**What is asked**: Write out each line beneath this one exactly as it reads.

**Extracted records**:
------------------------------------

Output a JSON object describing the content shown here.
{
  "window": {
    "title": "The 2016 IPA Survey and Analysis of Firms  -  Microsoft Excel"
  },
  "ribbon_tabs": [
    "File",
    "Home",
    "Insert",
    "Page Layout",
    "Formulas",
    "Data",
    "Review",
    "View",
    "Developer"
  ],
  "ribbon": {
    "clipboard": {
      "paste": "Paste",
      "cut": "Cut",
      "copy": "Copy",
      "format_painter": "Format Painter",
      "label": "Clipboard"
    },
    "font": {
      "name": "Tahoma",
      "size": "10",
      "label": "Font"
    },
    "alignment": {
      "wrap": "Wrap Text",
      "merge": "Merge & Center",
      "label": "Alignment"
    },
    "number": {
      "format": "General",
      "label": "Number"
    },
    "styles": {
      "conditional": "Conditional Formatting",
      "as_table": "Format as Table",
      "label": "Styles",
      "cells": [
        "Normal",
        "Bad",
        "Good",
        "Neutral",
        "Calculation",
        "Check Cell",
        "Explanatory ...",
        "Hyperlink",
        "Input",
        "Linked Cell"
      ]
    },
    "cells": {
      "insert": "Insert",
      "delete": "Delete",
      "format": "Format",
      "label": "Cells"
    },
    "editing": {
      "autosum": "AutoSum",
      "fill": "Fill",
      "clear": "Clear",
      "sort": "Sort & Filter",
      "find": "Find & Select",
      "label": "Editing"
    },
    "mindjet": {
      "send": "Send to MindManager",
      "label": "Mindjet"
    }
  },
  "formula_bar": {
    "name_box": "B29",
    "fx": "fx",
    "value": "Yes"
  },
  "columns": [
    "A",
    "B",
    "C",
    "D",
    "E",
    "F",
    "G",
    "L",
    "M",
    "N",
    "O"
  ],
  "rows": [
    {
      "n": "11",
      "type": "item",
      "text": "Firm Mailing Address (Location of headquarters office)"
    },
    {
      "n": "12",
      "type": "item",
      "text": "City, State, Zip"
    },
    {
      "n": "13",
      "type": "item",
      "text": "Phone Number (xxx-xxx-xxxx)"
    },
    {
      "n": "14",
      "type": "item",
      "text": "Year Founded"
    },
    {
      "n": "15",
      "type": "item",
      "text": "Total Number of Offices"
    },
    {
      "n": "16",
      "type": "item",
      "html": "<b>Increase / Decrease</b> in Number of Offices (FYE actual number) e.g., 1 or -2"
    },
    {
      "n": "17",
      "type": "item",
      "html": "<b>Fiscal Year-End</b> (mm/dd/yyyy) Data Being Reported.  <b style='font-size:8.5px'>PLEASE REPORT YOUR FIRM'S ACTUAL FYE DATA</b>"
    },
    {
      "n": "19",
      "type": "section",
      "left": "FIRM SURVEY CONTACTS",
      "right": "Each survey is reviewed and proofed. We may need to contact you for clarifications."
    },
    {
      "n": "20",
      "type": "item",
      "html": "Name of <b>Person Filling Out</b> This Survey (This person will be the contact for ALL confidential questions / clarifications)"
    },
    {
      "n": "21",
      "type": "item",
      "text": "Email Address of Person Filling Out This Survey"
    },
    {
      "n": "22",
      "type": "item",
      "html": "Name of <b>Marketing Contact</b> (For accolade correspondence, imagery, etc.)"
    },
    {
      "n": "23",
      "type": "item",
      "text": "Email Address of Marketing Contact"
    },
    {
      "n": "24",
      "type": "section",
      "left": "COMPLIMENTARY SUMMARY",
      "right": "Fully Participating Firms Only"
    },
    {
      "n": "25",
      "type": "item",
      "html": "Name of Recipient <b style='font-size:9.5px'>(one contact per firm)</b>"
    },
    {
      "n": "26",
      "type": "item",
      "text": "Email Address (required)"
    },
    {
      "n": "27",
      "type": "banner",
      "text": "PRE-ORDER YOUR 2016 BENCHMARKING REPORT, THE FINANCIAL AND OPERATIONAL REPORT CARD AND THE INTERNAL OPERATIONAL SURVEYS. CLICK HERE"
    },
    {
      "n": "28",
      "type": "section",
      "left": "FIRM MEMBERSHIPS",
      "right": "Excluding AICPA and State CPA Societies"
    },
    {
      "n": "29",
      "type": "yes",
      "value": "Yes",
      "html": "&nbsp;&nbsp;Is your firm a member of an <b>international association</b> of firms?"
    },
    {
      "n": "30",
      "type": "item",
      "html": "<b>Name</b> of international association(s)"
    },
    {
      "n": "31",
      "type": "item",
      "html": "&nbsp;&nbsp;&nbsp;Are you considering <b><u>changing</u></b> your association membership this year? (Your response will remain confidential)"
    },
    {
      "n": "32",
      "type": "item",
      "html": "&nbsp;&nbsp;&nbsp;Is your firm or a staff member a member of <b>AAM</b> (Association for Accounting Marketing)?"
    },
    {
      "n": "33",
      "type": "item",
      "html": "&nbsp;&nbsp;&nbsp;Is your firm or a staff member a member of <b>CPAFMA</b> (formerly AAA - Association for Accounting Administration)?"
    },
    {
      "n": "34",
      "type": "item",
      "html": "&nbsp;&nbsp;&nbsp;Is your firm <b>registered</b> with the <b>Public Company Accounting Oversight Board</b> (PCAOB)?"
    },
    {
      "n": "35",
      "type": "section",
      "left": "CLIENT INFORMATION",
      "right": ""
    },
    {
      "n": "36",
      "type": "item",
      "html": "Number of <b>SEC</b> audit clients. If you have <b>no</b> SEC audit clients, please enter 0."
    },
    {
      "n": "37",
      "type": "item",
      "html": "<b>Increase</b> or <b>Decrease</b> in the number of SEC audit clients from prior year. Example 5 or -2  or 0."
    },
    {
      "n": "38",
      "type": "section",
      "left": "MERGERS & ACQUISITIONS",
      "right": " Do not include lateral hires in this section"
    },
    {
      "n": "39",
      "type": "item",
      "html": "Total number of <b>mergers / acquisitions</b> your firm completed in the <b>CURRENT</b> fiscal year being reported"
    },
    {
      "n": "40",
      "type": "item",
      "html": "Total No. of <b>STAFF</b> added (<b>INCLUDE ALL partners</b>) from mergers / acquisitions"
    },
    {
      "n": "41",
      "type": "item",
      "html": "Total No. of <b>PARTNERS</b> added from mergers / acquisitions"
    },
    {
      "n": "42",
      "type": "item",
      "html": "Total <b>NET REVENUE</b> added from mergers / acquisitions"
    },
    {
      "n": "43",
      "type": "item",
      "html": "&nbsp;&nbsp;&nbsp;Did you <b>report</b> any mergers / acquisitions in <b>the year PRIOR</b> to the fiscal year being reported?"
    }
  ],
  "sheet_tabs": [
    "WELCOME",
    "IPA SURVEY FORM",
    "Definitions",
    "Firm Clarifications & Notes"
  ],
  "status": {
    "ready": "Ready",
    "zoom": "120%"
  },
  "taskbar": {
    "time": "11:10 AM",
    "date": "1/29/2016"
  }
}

------------------------------------

**Output**:
Output a JSON object describing the content shown here.
{
  "window": {
    "title": "The 2016 IPA Survey and Analysis of Firms  -  Microsoft Excel"
  },
  "ribbon_tabs": [
    "File",
    "Home",
    "Insert",
    "Page Layout",
    "Formulas",
    "Data",
    "Review",
    "View",
    "Developer"
  ],
  "ribbon": {
    "clipboard": {
      "paste": "Paste",
      "cut": "Cut",
      "copy": "Copy",
      "format_painter": "Format Painter",
      "label": "Clipboard"
    },
    "font": {
      "name": "Tahoma",
      "size": "10",
      "label": "Font"
    },
    "alignment": {
      "wrap": "Wrap Text",
      "merge": "Merge & Center",
      "label": "Alignment"
    },
    "number": {
      "format": "General",
      "label": "Number"
    },
    "styles": {
      "conditional": "Conditional Formatting",
      "as_table": "Format as Table",
      "label": "Styles",
      "cells": [
        "Normal",
        "Bad",
        "Good",
        "Neutral",
        "Calculation",
        "Check Cell",
        "Explanatory ...",
        "Hyperlink",
        "Input",
        "Linked Cell"
      ]
    },
    "cells": {
      "insert": "Insert",
      "delete": "Delete",
      "format": "Format",
      "label": "Cells"
    },
    "editing": {
      "autosum": "AutoSum",
      "fill": "Fill",
      "clear": "Clear",
      "sort": "Sort & Filter",
      "find": "Find & Select",
      "label": "Editing"
    },
    "mindjet": {
      "send": "Send to MindManager",
      "label": "Mindjet"
    }
  },
  "formula_bar": {
    "name_box": "B29",
    "fx": "fx",
    "value": "Yes"
  },
  "columns": [
    "A",
    "B",
    "C",
    "D",
    "E",
    "F",
    "G",
    "L",
    "M",
    "N",
    "O"
  ],
  "rows": [
    {
      "n": "11",
      "type": "item",
      "text": "Firm Mailing Address (Location of headquarters office)"
    },
    {
      "n": "12",
      "type": "item",
      "text": "City, State, Zip"
    },
    {
      "n": "13",
      "type": "item",
      "text": "Phone Number (xxx-xxx-xxxx)"
    },
    {
      "n": "14",
      "type": "item",
      "text": "Year Founded"
    },
    {
      "n": "15",
      "type": "item",
      "text": "Total Number of Offices"
    },
    {
      "n": "16",
      "type": "item",
      "html": "<b>Increase / Decrease</b> in Number of Offices (FYE actual number) e.g., 1 or -2"
    },
    {
      "n": "17",
      "type": "item",
      "html": "<b>Fiscal Year-End</b> (mm/dd/yyyy) Data Being Reported.  <b style='font-size:8.5px'>PLEASE REPORT YOUR FIRM'S ACTUAL FYE DATA</b>"
    },
    {
      "n": "19",
      "type": "section",
      "left": "FIRM SURVEY CONTACTS",
      "right": "Each survey is reviewed and proofed. We may need to contact you for clarifications."
    },
    {
      "n": "20",
      "type": "item",
      "html": "Name of <b>Person Filling Out</b> This Survey (This person will be the contact for ALL confidential questions / clarifications)"
    },
    {
      "n": "21",
      "type": "item",
      "text": "Email Address of Person Filling Out This Survey"
    },
    {
      "n": "22",
      "type": "item",
      "html": "Name of <b>Marketing Contact</b> (For accolade correspondence, imagery, etc.)"
    },
    {
      "n": "23",
      "type": "item",
      "text": "Email Address of Marketing Contact"
    },
    {
      "n": "24",
      "type": "section",
      "left": "COMPLIMENTARY SUMMARY",
      "right": "Fully Participating Firms Only"
    },
    {
      "n": "25",
      "type": "item",
      "html": "Name of Recipient <b style='font-size:9.5px'>(one contact per firm)</b>"
    },
    {
      "n": "26",
      "type": "item",
      "text": "Email Address (required)"
    },
    {
      "n": "27",
      "type": "banner",
      "text": "PRE-ORDER YOUR 2016 BENCHMARKING REPORT, THE FINANCIAL AND OPERATIONAL REPORT CARD AND THE INTERNAL OPERATIONAL SURVEYS. CLICK HERE"
    },
    {
      "n": "28",
      "type": "section",
      "left": "FIRM MEMBERSHIPS",
      "right": "Excluding AICPA and State CPA Societies"
    },
    {
      "n": "29",
      "type": "yes",
      "value": "Yes",
      "html": "&nbsp;&nbsp;Is your firm a member of an <b>international association</b> of firms?"
    },
    {
      "n": "30",
      "type": "item",
      "html": "<b>Name</b> of international association(s)"
    },
    {
      "n": "31",
      "type": "item",
      "html": "&nbsp;&nbsp;&nbsp;Are you considering <b><u>changing</u></b> your association membership this year? (Your response will remain confidential)"
    },
    {
      "n": "32",
      "type": "item",
      "html": "&nbsp;&nbsp;&nbsp;Is your firm or a staff member a member of <b>AAM</b> (Association for Accounting Marketing)?"
    },
    {
      "n": "33",
      "type": "item",
      "html": "&nbsp;&nbsp;&nbsp;Is your firm or a staff member a member of <b>CPAFMA</b> (formerly AAA - Association for Accounting Administration)?"
    },
    {
      "n": "34",
      "type": "item",
      "html": "&nbsp;&nbsp;&nbsp;Is your firm <b>registered</b> with the <b>Public Company Accounting Oversight Board</b> (PCAOB)?"
    },
    {
      "n": "35",
      "type": "section",
      "left": "CLIENT INFORMATION",
      "right": ""
    },
    {
      "n": "36",
      "type": "item",
      "html": "Number of <b>SEC</b> audit clients. If you have <b>no</b> SEC audit clients, please enter 0."
    },
    {
      "n": "37",
      "type": "item",
      "html": "<b>Increase</b> or <b>Decrease</b> in the number of SEC audit clients from prior year. Example 5 or -2  or 0."
    },
    {
      "n": "38",
      "type": "section",
      "left": "MERGERS & ACQUISITIONS",
      "right": " Do not include lateral hires in this section"
    },
    {
      "n": "39",
      "type": "item",
      "html": "Total number of <b>mergers / acquisitions</b> your firm completed in the <b>CURRENT</b> fiscal year being reported"
    },
    {
      "n": "40",
      "type": "item",
      "html": "Total No. of <b>STAFF</b> added (<b>INCLUDE ALL partners</b>) from mergers / acquisitions"
    },
    {
      "n": "41",
      "type": "item",
      "html": "Total No. of <b>PARTNERS</b> added from mergers / acquisitions"
    },
    {
      "n": "42",
      "type": "item",
      "html": "Total <b>NET REVENUE</b> added from mergers / acquisitions"
    },
    {
      "n": "43",
      "type": "item",
      "html": "&nbsp;&nbsp;&nbsp;Did you <b>report</b> any mergers / acquisitions in <b>the year PRIOR</b> to the fiscal year being reported?"
    }
  ],
  "sheet_tabs": [
    "WELCOME",
    "IPA SURVEY FORM",
    "Definitions",
    "Firm Clarifications & Notes"
  ],
  "status": {
    "ready": "Ready",
    "zoom": "120%"
  },
  "taskbar": {
    "time": "11:10 AM",
    "date": "1/29/2016"
  }
}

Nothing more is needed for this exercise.